Excerpt from a dataset
= = = = = = =

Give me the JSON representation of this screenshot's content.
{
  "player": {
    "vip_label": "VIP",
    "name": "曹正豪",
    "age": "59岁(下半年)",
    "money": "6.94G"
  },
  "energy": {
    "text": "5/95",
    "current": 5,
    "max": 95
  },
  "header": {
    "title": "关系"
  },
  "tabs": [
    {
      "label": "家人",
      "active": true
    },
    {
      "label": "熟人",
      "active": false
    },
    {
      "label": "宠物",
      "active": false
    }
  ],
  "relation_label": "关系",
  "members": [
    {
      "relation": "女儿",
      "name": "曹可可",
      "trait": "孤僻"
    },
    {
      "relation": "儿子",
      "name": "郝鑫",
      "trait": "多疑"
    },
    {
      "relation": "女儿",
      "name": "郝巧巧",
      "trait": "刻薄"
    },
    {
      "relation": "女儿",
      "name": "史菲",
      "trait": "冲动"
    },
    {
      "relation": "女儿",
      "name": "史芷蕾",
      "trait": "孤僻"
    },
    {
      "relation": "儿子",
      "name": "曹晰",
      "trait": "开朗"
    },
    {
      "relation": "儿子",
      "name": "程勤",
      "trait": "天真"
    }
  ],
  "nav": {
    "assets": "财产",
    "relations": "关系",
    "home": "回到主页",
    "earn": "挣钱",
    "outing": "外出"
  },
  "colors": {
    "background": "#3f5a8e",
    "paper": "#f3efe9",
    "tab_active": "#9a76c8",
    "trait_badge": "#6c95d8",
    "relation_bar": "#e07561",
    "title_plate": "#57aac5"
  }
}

= = = = = = =

All of the records must be retyped exactly as they are.

Give me the JSON representation of this screenshot's content.
{
  "player": {
    "vip_label": "VIP",
    "name": "曹正豪",
    "age": "59岁(下半年)",
    "money": "6.94G"
  },
  "energy": {
    "text": "5/95",
    "current": 5,
    "max": 95
  },
  "header": {
    "title": "关系"
  },
  "tabs": [
    {
      "label": "家人",
      "active": true
    },
    {
      "label": "熟人",
      "active": false
    },
    {
      "label": "宠物",
      "active": false
    }
  ],
  "relation_label": "关系",
  "members": [
    {
      "relation": "女儿",
      "name": "曹可可",
      "trait": "孤僻"
    },
    {
      "relation": "儿子",
      "name": "郝鑫",
      "trait": "多疑"
    },
    {
      "relation": "女儿",
      "name": "郝巧巧",
      "trait": "刻薄"
    },
    {
      "relation": "女儿",
      "name": "史菲",
      "trait": "冲动"
    },
    {
      "relation": "女儿",
      "name": "史芷蕾",
      "trait": "孤僻"
    },
    {
      "relation": "儿子",
      "name": "曹晰",
      "trait": "开朗"
    },
    {
      "relation": "儿子",
      "name": "程勤",
      "trait": "天真"
    }
  ],
  "nav": {
    "assets": "财产",
    "relations": "关系",
    "home": "回到主页",
    "earn": "挣钱",
    "outing": "外出"
  },
  "colors": {
    "background": "#3f5a8e",
    "paper": "#f3efe9",
    "tab_active": "#9a76c8",
    "trait_badge": "#6c95d8",
    "relation_bar": "#e07561",
    "title_plate": "#57aac5"
  }
}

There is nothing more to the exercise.